──────── DATASET ROWS
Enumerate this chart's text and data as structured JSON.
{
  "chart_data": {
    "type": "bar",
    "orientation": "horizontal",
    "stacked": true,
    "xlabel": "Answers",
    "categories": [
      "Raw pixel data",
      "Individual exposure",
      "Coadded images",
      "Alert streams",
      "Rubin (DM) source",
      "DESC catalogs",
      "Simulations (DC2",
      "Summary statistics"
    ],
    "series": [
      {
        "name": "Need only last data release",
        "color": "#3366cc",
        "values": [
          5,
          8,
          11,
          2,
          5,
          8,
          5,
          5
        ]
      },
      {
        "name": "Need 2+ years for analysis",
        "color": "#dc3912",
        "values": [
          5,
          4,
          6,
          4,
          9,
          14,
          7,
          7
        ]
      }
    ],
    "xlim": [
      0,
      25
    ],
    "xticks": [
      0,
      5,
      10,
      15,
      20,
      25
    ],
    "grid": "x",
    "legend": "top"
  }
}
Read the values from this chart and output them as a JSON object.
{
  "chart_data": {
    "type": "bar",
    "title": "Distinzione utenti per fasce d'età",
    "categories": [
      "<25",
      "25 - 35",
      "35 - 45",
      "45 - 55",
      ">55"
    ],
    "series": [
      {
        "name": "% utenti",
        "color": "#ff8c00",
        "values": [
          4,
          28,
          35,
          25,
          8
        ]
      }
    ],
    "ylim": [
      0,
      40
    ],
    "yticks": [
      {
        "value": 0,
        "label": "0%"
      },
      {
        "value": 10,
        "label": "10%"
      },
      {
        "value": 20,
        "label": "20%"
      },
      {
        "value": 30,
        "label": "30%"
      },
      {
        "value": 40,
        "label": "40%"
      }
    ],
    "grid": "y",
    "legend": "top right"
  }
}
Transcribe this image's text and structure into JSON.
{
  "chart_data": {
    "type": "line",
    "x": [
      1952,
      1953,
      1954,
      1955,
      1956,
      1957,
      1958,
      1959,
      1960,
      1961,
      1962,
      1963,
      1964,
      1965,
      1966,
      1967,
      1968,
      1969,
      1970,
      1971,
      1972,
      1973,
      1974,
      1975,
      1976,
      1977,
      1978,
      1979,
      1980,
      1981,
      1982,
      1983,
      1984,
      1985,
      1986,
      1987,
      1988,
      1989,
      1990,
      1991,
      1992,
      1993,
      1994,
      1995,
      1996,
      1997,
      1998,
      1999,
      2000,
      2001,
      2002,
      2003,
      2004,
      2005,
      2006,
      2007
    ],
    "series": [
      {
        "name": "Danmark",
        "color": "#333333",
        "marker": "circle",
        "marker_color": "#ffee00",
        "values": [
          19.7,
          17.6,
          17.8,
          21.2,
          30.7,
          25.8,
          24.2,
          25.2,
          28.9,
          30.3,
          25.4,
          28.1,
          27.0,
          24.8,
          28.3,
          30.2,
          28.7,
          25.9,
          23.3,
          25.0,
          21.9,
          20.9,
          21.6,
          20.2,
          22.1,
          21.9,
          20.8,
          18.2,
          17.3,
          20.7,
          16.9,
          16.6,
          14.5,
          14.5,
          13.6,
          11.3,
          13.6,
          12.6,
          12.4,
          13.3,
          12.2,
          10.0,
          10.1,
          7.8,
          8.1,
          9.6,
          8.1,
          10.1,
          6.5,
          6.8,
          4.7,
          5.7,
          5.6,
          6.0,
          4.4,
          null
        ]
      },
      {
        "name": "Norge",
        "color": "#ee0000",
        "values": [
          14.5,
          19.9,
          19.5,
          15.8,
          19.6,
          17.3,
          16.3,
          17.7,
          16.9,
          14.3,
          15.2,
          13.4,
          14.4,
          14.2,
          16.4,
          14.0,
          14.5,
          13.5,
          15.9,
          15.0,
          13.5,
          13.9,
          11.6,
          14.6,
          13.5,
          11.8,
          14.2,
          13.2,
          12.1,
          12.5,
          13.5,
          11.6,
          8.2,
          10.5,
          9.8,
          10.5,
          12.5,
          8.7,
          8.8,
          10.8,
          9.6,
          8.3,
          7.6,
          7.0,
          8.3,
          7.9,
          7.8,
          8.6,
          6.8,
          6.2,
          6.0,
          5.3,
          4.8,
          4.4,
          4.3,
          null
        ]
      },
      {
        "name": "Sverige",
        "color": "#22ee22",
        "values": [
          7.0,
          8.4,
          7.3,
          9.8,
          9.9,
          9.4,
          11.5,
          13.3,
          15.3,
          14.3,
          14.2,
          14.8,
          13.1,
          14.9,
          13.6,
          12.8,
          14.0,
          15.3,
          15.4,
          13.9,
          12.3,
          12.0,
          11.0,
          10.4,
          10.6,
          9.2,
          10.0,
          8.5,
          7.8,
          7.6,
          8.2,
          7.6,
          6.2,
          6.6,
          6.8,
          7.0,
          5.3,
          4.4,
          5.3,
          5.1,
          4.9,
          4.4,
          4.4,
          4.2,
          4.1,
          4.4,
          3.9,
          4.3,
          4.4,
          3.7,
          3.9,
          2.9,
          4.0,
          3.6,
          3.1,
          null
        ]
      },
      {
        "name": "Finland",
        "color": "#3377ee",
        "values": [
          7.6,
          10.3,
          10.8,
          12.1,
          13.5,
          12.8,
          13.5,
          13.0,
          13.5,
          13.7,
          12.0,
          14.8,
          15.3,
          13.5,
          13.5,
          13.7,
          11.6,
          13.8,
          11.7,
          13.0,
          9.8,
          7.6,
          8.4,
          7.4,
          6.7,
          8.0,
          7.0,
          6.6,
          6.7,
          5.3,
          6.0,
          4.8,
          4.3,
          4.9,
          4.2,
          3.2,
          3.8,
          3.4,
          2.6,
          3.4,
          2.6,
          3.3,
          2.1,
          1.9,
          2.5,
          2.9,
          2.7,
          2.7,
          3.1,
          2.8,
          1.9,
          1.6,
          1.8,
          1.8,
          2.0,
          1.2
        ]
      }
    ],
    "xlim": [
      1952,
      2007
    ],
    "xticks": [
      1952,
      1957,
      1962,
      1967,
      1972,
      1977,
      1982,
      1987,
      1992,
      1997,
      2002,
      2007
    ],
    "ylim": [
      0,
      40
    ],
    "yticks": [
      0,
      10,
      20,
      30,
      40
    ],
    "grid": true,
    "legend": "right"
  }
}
────────────────
WHAT IS NEEDED = Within the records, how many lines include "text"? The answer is the number and nothing else.

EXERCISE ANSWER = 2